● PROVIDED TEXT:
Mike Maynard, Managing Director, Napier

In the first of a regular series of columns for EPDT, Mike Maynard, Managing Director of B2B tech communications agency, Napier, discusses what marketers can do better to communicate effectively with engineers.

As someone who moved from electronics engineering into marketing, I can get frustrated by colleagues who don’t understand engineers. It’s so common to see marketing teams treat engineers as if they were robots, solely focussed on designing systems, despite the truth being very different: engineers are much more interesting people!

Take a look at the 15 most popular stories on EPDT in August for example. As EPDT editor, Mark points out, they cover a wide range of topics, from the Apollo moon landings to smart gardens. Only four of them are about products: two technical articles and two news items.

A few years ago, it was hard to get information about new products, and life was easy for both marketers and publishers. Marketers simply issued a press release about a new product, preferably with an eye-catching photo, the publishers put it into a magazine and engineers were delighted to be able to learn about the latest innovation.

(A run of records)
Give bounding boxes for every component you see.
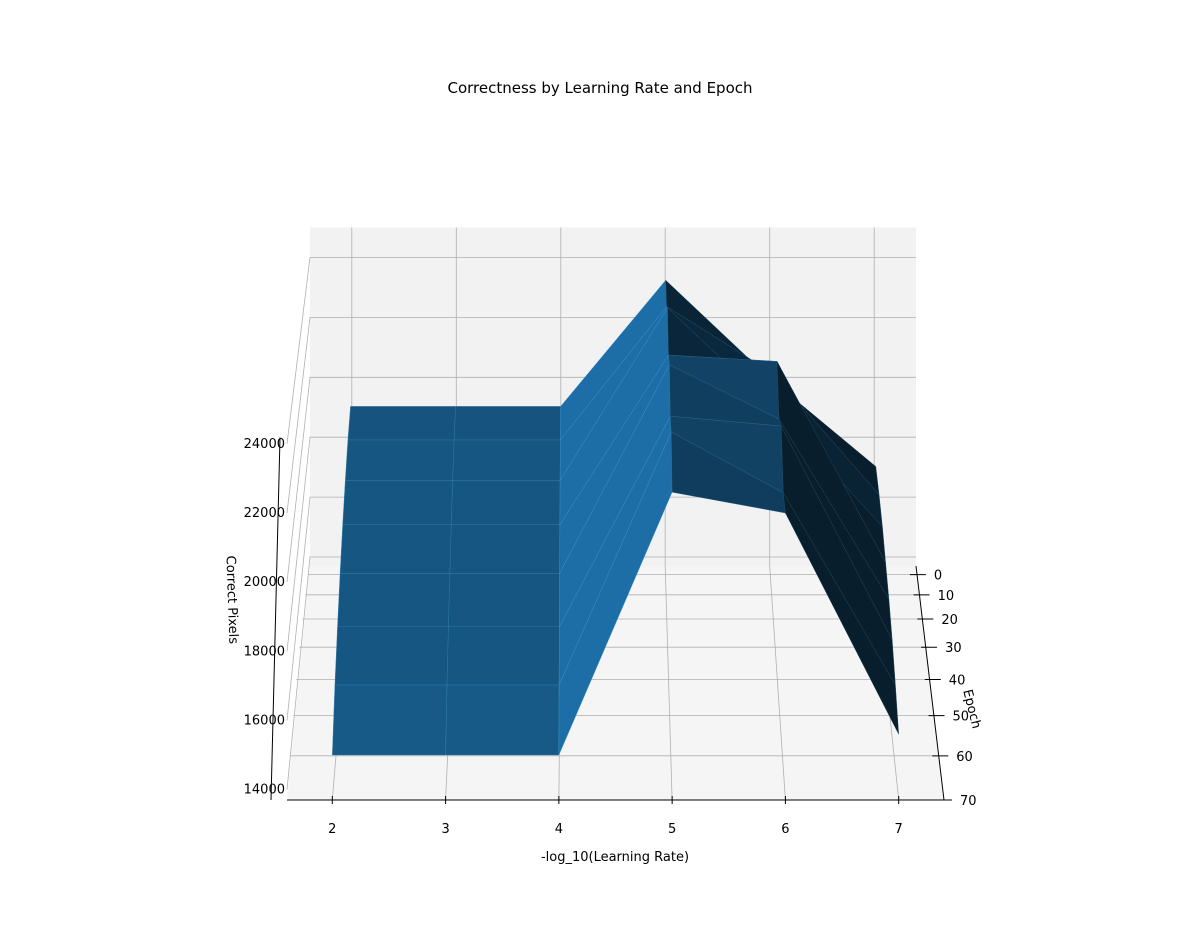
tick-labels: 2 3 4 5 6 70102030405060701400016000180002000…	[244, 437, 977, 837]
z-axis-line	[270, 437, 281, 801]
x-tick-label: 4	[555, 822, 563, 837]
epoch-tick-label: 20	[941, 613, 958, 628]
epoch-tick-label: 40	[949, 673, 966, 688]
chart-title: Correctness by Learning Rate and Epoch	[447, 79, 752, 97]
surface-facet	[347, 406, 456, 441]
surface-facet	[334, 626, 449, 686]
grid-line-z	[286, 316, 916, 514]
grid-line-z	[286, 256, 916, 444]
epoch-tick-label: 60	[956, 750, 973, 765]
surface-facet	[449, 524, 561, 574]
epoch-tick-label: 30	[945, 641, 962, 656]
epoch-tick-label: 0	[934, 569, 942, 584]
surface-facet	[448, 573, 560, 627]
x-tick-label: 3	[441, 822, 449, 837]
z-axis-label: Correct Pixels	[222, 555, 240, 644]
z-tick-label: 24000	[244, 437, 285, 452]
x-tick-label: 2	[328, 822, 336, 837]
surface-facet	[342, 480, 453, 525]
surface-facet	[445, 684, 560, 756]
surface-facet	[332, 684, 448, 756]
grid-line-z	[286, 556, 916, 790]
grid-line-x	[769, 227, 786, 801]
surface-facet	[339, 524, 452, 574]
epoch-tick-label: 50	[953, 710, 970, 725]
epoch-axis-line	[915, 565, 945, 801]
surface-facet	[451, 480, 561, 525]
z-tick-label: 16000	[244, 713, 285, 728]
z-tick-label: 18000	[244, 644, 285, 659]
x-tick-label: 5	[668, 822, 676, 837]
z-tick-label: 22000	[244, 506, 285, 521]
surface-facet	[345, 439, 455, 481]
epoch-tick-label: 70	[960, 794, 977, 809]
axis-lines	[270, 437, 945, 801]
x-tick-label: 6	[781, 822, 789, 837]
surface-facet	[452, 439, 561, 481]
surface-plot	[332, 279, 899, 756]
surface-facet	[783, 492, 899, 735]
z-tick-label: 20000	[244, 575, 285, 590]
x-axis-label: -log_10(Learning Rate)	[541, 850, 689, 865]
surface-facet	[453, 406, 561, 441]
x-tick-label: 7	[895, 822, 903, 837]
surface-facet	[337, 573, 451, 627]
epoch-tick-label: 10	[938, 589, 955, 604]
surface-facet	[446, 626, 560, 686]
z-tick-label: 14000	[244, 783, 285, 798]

---

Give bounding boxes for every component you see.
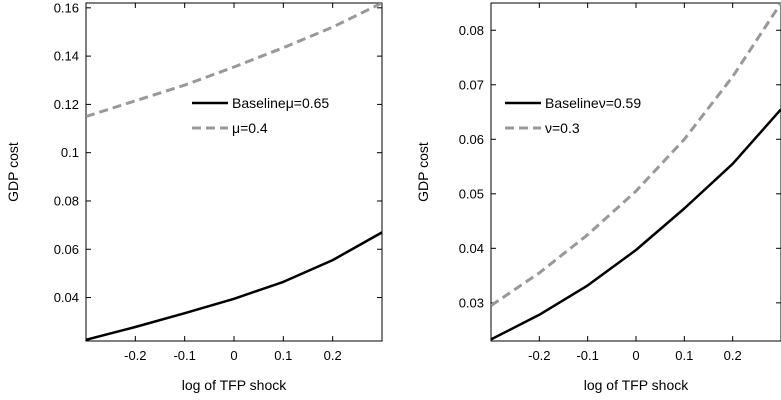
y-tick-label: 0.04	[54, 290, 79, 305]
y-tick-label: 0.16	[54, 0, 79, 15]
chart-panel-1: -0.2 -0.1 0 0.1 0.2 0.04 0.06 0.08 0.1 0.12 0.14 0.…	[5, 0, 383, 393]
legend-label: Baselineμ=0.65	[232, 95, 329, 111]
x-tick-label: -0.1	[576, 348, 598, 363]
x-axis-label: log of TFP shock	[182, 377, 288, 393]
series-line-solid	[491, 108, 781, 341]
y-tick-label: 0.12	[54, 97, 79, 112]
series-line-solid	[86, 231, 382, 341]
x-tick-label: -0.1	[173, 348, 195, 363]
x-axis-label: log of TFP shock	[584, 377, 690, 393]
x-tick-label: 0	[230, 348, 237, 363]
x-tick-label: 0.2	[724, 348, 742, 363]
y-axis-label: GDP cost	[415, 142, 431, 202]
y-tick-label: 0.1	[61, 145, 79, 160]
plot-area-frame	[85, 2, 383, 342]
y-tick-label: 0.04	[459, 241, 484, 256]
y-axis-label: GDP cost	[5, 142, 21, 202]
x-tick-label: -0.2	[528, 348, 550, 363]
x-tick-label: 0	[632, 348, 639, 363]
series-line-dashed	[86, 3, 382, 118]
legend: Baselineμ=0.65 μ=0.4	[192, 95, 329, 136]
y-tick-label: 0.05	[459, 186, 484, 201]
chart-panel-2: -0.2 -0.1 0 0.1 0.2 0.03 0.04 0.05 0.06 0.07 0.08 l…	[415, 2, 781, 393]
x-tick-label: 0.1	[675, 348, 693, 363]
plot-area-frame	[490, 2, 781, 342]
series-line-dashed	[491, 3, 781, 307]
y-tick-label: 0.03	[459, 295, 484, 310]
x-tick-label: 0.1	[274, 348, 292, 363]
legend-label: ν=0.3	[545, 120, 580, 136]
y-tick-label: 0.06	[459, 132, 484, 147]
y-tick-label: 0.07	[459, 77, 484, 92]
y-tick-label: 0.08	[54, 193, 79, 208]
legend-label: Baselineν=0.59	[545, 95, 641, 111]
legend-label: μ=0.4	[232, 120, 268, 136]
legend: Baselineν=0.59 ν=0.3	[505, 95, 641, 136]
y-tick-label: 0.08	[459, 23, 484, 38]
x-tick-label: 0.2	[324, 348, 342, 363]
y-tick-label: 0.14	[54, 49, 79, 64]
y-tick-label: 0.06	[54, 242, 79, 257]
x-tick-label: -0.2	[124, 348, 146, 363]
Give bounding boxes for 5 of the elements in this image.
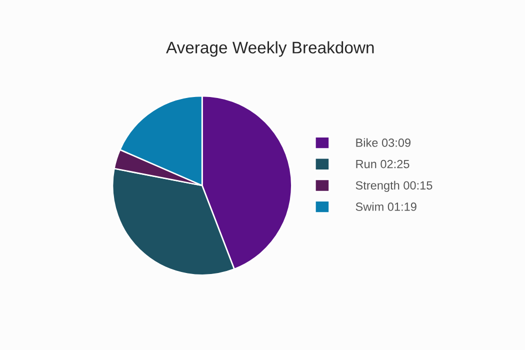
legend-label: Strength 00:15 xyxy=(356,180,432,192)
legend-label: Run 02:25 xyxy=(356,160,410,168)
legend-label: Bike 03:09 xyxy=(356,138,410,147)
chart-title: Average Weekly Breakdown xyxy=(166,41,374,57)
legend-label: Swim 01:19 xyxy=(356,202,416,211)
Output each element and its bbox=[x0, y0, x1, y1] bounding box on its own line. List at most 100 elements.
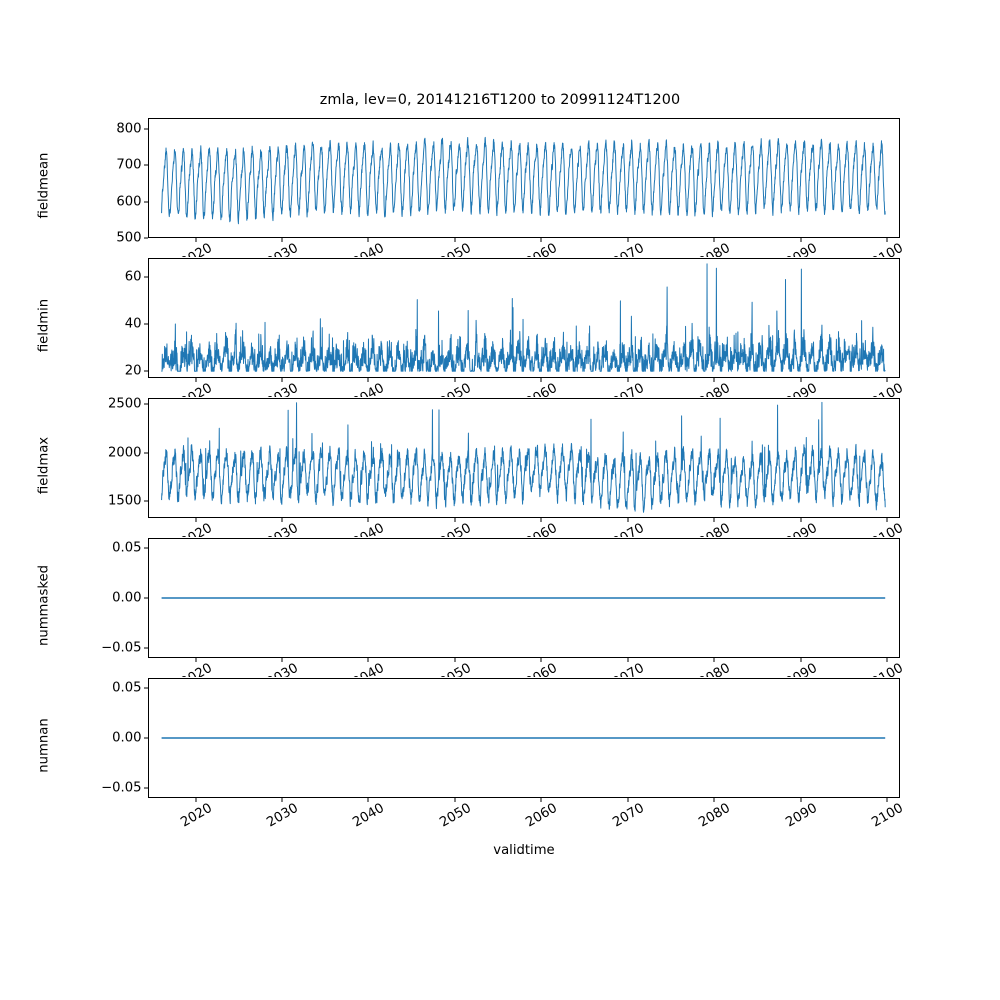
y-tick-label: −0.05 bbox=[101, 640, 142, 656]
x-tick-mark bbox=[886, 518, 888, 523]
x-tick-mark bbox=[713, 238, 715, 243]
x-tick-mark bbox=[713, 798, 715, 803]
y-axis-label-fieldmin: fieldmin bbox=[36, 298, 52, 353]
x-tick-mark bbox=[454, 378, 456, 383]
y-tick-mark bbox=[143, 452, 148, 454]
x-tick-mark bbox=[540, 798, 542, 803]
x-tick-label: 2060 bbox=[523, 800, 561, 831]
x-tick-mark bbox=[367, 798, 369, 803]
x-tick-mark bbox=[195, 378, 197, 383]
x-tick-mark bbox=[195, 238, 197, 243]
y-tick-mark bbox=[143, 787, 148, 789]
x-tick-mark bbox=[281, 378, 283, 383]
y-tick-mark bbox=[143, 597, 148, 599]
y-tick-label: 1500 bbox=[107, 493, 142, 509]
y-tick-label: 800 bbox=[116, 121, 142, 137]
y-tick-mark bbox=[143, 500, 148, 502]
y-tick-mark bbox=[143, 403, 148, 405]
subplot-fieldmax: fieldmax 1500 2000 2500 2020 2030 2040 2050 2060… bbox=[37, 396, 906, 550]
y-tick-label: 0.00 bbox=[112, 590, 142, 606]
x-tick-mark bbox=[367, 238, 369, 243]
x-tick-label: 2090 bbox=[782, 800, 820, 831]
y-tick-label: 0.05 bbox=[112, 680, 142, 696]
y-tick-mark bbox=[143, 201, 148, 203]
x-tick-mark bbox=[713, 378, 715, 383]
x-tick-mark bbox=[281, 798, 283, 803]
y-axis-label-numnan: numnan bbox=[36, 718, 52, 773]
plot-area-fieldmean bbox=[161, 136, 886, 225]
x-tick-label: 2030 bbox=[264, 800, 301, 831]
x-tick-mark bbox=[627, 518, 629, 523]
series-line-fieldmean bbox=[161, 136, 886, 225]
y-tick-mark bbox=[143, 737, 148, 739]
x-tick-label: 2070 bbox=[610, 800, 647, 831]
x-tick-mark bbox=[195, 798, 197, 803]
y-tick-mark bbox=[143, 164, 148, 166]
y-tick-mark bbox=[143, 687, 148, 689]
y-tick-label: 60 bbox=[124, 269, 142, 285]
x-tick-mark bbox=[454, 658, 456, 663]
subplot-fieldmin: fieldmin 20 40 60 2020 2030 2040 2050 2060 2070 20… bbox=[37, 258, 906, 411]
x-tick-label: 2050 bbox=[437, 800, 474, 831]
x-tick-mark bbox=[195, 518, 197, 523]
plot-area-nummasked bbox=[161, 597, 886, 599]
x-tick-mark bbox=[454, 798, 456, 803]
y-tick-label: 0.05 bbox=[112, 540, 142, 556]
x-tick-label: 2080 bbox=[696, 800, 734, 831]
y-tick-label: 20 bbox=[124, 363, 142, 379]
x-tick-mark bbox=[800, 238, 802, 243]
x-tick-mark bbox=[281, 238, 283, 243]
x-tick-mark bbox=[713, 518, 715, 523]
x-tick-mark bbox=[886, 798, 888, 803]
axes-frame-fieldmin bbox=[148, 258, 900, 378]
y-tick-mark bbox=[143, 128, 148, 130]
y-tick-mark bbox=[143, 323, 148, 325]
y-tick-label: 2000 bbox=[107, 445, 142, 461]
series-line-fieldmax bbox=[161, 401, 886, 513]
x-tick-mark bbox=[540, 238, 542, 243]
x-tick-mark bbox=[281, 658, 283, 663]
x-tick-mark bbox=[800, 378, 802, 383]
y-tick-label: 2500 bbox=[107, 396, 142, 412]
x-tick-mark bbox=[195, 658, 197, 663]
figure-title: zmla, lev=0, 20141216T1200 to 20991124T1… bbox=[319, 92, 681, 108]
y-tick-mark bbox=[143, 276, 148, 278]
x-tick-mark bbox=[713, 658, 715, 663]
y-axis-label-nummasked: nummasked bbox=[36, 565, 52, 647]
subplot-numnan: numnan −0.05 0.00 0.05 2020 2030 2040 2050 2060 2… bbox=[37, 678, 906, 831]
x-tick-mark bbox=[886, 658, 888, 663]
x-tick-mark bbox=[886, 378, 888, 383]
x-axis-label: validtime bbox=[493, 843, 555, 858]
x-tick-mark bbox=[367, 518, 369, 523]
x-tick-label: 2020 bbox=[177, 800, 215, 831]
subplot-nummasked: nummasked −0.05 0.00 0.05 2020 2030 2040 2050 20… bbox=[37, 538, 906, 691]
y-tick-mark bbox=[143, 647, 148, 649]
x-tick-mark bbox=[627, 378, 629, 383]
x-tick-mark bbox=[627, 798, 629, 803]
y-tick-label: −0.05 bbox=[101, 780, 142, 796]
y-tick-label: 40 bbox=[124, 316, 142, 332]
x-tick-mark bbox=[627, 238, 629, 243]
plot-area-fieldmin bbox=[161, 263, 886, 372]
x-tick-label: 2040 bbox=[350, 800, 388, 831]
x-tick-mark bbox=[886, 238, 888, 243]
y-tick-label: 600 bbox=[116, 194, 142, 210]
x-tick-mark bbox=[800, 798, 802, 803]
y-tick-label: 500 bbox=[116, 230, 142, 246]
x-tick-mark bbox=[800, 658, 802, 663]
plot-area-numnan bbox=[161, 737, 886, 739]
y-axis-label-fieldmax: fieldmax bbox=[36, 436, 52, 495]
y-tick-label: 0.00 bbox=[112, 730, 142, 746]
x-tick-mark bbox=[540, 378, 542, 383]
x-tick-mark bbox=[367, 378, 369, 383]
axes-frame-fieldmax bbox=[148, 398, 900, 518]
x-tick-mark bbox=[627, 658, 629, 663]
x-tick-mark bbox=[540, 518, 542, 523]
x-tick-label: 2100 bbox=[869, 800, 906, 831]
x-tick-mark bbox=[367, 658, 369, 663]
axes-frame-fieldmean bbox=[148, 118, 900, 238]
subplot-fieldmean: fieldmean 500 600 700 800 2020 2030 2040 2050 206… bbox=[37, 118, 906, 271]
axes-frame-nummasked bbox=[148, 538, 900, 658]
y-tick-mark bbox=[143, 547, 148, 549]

--

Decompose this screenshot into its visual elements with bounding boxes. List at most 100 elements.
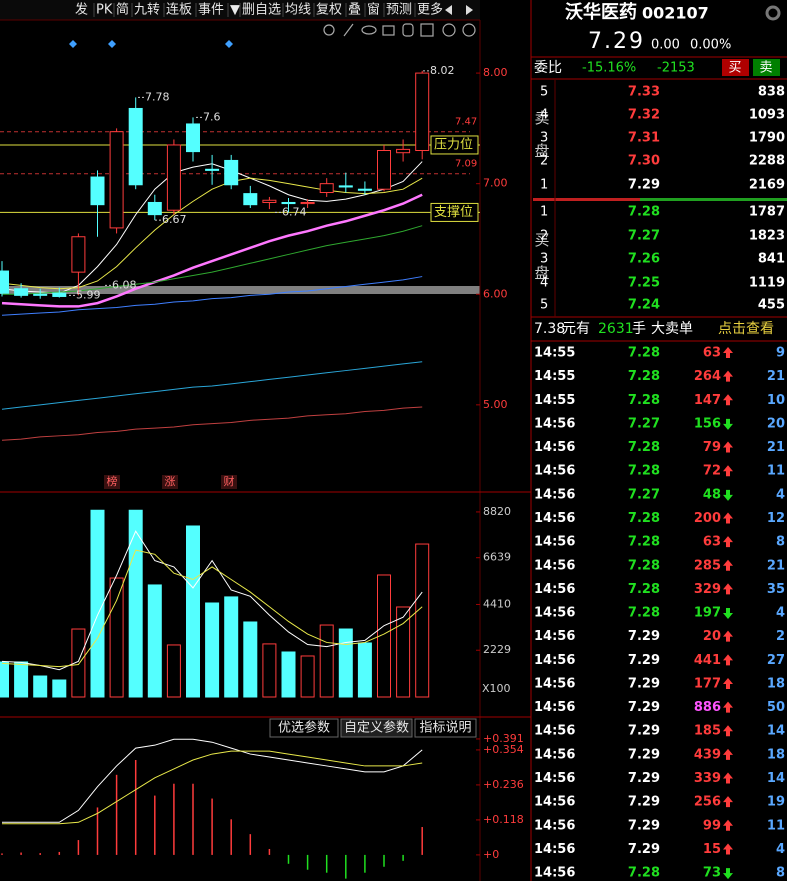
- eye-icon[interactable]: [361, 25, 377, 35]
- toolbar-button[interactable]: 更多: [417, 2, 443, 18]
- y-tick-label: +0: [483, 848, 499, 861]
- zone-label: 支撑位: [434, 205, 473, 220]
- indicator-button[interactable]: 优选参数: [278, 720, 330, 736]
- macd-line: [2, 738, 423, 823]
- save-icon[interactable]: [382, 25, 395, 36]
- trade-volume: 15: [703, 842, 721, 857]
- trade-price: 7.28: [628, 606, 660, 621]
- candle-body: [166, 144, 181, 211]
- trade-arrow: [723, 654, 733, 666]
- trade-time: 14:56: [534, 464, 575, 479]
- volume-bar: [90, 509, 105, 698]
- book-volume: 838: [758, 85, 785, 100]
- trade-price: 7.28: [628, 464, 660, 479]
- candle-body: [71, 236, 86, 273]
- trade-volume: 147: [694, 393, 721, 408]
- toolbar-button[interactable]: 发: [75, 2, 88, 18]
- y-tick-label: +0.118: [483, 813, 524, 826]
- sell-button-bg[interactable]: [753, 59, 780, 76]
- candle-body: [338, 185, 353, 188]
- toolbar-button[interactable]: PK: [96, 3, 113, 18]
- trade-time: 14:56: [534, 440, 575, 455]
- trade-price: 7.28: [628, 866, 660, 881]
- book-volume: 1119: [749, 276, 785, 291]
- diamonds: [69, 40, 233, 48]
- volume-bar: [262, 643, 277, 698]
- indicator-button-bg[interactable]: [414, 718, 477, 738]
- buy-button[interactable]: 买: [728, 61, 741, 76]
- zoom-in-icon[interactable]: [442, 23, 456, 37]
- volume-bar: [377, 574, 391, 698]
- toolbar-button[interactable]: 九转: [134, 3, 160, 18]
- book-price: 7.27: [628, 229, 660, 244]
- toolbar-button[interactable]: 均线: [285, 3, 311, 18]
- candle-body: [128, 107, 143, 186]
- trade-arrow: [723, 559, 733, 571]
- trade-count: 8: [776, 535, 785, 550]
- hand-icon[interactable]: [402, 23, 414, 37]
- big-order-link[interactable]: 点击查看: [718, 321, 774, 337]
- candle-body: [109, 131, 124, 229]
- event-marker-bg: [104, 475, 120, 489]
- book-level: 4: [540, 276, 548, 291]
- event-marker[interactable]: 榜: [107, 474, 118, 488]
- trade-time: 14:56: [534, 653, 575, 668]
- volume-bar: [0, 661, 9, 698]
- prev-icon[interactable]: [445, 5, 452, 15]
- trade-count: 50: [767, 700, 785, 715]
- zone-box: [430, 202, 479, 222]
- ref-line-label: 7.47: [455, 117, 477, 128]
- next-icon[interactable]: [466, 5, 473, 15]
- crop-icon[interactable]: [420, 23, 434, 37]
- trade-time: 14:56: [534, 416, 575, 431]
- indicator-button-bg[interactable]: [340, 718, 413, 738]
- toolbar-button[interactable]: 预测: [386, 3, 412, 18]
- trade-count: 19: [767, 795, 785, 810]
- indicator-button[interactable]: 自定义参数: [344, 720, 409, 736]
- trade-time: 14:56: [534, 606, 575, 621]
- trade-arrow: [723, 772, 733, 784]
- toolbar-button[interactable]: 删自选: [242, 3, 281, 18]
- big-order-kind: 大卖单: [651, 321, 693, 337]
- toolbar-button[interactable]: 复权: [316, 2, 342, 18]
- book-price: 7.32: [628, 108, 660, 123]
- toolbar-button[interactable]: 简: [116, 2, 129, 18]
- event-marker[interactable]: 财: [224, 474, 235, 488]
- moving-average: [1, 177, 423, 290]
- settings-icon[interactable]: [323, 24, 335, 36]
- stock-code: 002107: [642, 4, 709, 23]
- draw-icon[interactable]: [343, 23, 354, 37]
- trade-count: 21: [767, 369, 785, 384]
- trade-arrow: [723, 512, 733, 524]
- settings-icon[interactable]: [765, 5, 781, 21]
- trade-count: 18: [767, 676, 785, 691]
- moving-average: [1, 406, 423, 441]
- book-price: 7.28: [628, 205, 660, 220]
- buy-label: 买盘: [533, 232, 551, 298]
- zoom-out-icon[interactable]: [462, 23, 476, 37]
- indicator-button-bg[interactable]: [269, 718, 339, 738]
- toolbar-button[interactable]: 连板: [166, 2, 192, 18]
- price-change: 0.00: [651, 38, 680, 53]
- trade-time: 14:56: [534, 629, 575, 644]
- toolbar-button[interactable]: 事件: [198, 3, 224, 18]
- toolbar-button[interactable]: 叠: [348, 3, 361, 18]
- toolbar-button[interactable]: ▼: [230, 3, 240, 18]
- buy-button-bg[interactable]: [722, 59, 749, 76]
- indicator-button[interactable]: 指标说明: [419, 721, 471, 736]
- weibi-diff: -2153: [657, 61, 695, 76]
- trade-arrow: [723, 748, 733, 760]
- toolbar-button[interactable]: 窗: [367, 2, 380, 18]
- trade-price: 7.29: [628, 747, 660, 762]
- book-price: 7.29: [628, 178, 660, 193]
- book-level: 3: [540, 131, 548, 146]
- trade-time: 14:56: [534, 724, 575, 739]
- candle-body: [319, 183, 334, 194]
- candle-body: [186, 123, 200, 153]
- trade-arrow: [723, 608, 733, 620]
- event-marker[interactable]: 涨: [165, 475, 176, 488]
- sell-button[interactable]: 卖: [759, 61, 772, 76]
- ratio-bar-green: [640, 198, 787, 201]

● EXERCISE:
From the column on marketing to engineers, extract the passage starting at "In the first" and ending at "effectively with engineers.".

● TASK ANSWER:
In the first of a regular series of columns for EPDT, Mike Maynard, Managing Director of B2B tech communications agency, Napier, discusses what marketers can do better to communicate effectively with engineers.